**ENUNCIADO DEL EJERCICIO A:**
Según la columna sobre el olfato policial, responde:
(i) ¿Quién presidía la Corte Suprema de Justicia que dictó la sentencia?
(ii) ¿Cómo se llamaba el protagonista del caso?
(iii) ¿Qué contenía la bolsita de nailon hallada dentro del diario?

**TEXTO SELECCIONADO:**
====

Sábado 25 de octubre de 2003
 

El olfato policial

 

Por Jorge Gadano

  En octubre del año pasado, la Corte Suprema de Justicia que presidía Julio Nazareno dictó una sentencia en favor del “olfato” policial. El texto, firmado por Nazareno, Moliné O’Connor, Belluscio, López y Vázquez, reconoció a la policía el derecho a detener a una persona por la sola presunción de que podría tratarse de un delincuente.
El protagonista del caso fue Carlos Tumbeiro. Lo vieron, en un lugar de Buenos Aires vecino a una villa de emergencia del Bajo Flores, “nervioso” y en actitud sospechosa. La crónica periodística no describe la “actitud” que causó la sospecha.
Ante la exigencia policial el “sospechoso” mostró su documento, que estaba en regla. No obstante lo metieron dentro de un patrullero y, mientras consultaban si tenía algún pedido de captura, le “encontraron” dentro de un diario que llevaba consigo una bolsita de nailon que contenía cocaína.

====

**Extracto de un conjunto de datos:**
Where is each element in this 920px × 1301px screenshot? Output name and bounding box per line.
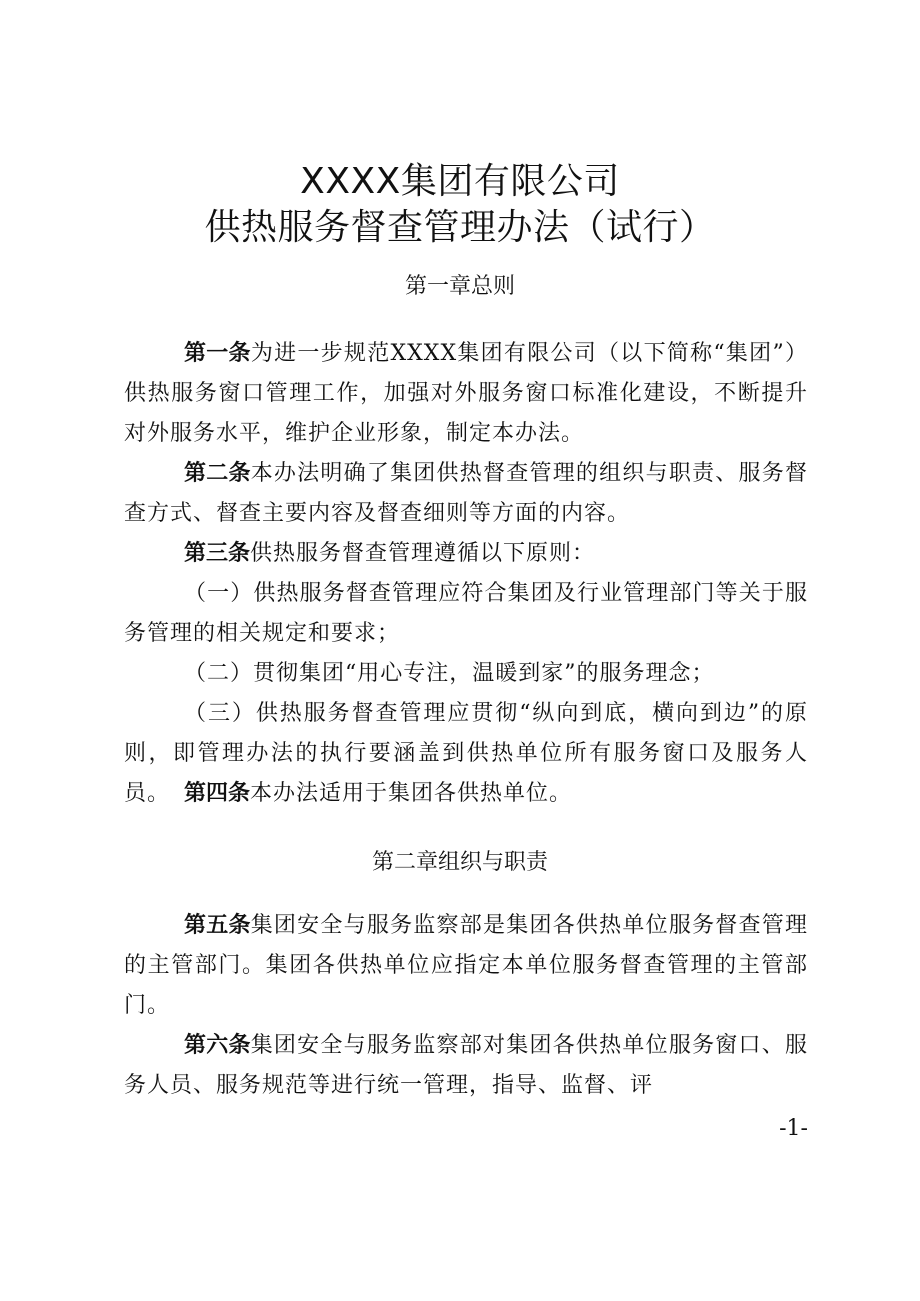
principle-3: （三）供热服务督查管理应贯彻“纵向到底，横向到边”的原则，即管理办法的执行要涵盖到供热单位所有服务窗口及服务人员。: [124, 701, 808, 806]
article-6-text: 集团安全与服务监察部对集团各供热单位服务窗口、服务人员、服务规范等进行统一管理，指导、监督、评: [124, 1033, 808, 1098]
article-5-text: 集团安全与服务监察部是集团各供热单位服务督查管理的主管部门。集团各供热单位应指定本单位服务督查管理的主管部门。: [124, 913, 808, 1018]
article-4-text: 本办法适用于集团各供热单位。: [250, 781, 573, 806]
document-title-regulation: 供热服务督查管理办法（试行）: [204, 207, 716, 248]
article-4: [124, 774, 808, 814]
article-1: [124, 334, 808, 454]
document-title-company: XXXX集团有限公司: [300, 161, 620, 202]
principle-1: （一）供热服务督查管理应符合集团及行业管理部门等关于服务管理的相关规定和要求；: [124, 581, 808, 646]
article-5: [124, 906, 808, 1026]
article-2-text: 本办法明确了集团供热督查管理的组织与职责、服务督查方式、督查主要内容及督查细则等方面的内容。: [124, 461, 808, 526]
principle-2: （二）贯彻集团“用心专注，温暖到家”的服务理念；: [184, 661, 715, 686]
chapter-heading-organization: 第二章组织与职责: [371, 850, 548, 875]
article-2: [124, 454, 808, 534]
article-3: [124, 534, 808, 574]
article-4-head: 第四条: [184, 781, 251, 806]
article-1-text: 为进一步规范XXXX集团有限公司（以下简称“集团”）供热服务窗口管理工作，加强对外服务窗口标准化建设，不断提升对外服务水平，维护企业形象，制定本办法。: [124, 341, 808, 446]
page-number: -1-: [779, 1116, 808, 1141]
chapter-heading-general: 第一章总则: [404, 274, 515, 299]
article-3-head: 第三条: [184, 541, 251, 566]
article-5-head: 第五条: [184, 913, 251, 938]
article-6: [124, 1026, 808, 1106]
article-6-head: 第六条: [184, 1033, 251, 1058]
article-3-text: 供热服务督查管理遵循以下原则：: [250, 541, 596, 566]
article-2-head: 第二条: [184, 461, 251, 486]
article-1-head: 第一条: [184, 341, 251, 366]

====

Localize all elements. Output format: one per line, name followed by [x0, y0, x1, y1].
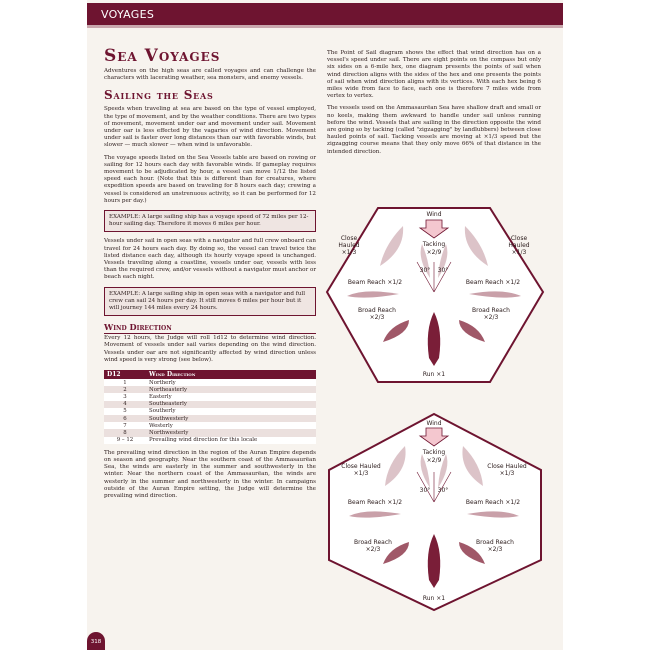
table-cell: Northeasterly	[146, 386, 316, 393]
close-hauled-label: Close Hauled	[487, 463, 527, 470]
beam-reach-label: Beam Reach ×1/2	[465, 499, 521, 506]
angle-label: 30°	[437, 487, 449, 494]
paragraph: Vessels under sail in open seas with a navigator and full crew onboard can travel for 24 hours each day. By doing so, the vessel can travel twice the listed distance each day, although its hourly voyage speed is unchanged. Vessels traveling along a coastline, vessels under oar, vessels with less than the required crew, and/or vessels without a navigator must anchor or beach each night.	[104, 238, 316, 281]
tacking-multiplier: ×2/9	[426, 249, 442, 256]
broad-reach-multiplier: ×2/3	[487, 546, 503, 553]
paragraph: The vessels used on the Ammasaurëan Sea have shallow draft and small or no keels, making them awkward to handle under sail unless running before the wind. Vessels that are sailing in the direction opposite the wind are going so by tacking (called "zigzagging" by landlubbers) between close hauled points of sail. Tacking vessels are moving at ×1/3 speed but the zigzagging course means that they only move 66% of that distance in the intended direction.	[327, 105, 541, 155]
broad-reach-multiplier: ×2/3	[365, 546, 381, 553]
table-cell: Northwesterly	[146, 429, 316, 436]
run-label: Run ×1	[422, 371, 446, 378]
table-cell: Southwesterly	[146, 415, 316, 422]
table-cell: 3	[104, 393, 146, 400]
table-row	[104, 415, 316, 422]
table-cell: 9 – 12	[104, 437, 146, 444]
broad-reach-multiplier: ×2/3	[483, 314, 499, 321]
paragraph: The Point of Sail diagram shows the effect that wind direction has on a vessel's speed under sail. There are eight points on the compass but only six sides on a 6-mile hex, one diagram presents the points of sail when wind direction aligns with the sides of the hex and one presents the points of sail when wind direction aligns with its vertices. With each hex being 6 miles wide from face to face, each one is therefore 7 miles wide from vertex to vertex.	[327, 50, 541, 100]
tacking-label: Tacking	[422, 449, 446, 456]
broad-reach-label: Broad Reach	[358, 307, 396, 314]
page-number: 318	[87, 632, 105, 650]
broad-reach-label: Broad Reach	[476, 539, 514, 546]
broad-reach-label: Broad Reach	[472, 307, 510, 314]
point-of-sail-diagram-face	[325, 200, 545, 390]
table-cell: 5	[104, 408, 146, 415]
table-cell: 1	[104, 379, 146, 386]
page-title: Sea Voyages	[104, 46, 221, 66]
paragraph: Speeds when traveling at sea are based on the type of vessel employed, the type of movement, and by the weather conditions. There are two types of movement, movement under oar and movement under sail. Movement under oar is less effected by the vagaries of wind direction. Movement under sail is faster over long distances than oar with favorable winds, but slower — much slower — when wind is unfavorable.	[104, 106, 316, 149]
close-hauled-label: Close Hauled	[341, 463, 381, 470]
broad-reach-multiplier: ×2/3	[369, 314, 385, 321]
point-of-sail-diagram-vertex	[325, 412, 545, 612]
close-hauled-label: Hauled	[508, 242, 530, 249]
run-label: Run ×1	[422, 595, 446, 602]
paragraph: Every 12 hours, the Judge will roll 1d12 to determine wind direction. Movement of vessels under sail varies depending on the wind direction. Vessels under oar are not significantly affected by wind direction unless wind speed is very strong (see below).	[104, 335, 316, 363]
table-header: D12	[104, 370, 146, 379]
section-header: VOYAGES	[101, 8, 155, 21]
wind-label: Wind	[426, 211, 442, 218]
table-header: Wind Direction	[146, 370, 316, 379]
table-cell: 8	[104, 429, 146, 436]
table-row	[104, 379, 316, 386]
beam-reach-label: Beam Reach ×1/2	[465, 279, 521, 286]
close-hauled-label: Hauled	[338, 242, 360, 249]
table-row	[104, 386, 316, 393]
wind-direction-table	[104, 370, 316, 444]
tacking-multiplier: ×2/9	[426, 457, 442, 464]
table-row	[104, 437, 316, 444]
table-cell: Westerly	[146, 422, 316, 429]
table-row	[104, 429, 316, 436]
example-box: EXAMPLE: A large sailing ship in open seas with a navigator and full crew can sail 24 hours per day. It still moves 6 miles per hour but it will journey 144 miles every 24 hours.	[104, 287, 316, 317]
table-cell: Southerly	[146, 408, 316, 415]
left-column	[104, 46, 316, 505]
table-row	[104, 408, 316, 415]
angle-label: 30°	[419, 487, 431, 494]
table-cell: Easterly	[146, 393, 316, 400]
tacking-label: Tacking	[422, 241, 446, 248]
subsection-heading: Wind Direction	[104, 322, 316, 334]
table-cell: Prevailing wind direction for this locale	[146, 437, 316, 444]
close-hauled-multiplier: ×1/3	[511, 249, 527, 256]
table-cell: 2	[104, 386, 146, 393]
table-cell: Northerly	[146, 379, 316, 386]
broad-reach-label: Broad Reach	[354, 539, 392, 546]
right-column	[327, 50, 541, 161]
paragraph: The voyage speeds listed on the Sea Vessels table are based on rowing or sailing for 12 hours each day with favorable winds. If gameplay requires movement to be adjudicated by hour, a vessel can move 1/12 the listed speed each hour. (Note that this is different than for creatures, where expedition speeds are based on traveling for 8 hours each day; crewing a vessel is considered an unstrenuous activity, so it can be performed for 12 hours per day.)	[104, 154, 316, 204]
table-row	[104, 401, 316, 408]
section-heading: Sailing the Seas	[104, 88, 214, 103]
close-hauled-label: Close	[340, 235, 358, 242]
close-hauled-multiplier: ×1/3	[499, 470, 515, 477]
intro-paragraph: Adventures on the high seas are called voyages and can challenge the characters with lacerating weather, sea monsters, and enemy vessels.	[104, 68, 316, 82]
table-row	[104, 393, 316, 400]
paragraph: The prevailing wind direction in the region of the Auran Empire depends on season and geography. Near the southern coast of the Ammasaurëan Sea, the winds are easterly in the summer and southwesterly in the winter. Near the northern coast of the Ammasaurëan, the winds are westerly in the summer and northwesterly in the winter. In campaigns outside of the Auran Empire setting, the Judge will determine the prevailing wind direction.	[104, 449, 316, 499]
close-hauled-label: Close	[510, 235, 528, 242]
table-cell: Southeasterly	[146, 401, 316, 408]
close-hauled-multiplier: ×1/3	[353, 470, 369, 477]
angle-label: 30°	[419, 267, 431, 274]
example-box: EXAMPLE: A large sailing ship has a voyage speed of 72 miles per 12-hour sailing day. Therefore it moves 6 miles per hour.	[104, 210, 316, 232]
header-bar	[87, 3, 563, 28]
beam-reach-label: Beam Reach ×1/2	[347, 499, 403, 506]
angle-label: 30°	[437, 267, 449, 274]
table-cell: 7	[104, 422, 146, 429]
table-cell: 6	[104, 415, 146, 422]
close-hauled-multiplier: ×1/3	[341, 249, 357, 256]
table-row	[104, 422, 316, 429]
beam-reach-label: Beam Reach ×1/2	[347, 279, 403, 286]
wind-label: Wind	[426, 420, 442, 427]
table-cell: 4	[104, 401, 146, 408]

====

**ENUNCIADO DEL EJERCICIO B:**
¿Puedes presentar como tabla Markdown, con las columnas Número y Contenido y sin filas en blanco, solo las filas de los datos comenzando en la que contiene "701, 808, 806]" y terminando en la que contiene "article-5: [124, 906, 808, 1026]", ambas incluidas?

**SOLUCIÓN DEL EJERCICIO A:**
(i) Julio Nazareno.
(ii) Carlos Tumbeiro.
(iii) Cocaína.

**SOLUCIÓN DEL EJERCICIO B:**
| Número | Contenido |
|---|---|
| 1 | principle-3: （三）供热服务督查管理应贯彻“纵向到底，横向到边”的原则，即管理办法的执行要涵盖到供热单位所有服务窗口及服务人员。: [124, 701, 808, 806] |
| 2 | article-6-text: 集团安全与服务监察部对集团各供热单位服务窗口、服务人员、服务规范等进行统一管理，指导、监督、评: [124, 1033, 808, 1098] |
| 3 | article-5-text: 集团安全与服务监察部是集团各供热单位服务督查管理的主管部门。集团各供热单位应指定本单位服务督查管理的主管部门。: [124, 913, 808, 1018] |
| 4 | article-4-text: 本办法适用于集团各供热单位。: [250, 781, 573, 806] |
| 5 | document-title-regulation: 供热服务督查管理办法（试行）: [204, 207, 716, 248] |
| 6 | article-4: [124, 774, 808, 814] |
| 7 | article-1: [124, 334, 808, 454] |
| 8 | document-title-company: XXXX集团有限公司: [300, 161, 620, 202] |
| 9 | principle-1: （一）供热服务督查管理应符合集团及行业管理部门等关于服务管理的相关规定和要求；: [124, 581, 808, 646] |
| 10 | article-5: [124, 906, 808, 1026] |